**TASK:** Select and copy out every line in the records containing "icon".

>> start

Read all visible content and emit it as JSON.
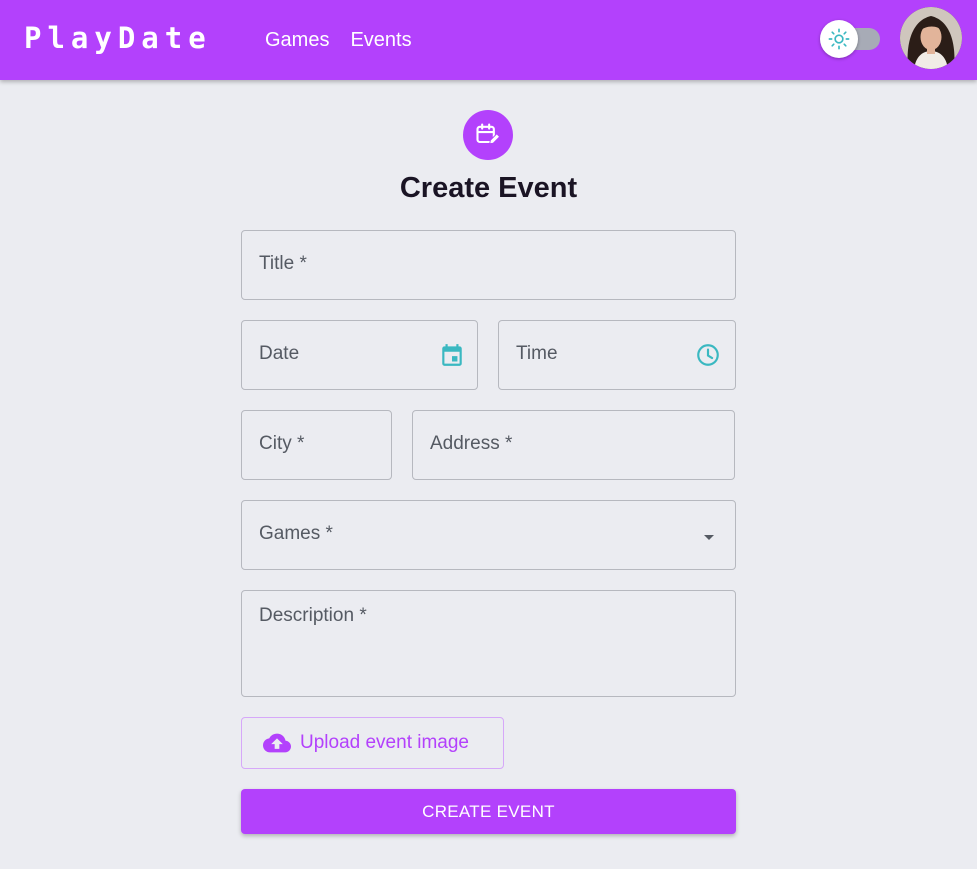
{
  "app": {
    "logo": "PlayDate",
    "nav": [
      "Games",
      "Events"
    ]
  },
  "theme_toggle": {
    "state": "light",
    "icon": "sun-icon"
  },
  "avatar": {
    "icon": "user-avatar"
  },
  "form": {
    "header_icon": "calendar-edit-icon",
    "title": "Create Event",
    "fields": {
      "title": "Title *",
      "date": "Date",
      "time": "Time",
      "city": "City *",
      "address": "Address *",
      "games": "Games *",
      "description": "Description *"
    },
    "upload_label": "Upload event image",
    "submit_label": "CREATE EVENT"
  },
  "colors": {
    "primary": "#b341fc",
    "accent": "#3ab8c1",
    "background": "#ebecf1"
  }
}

>> end

**EXERCISE SOLUTION:**
    "icon": "sun-icon"
    "icon": "user-avatar"
    "header_icon": "calendar-edit-icon",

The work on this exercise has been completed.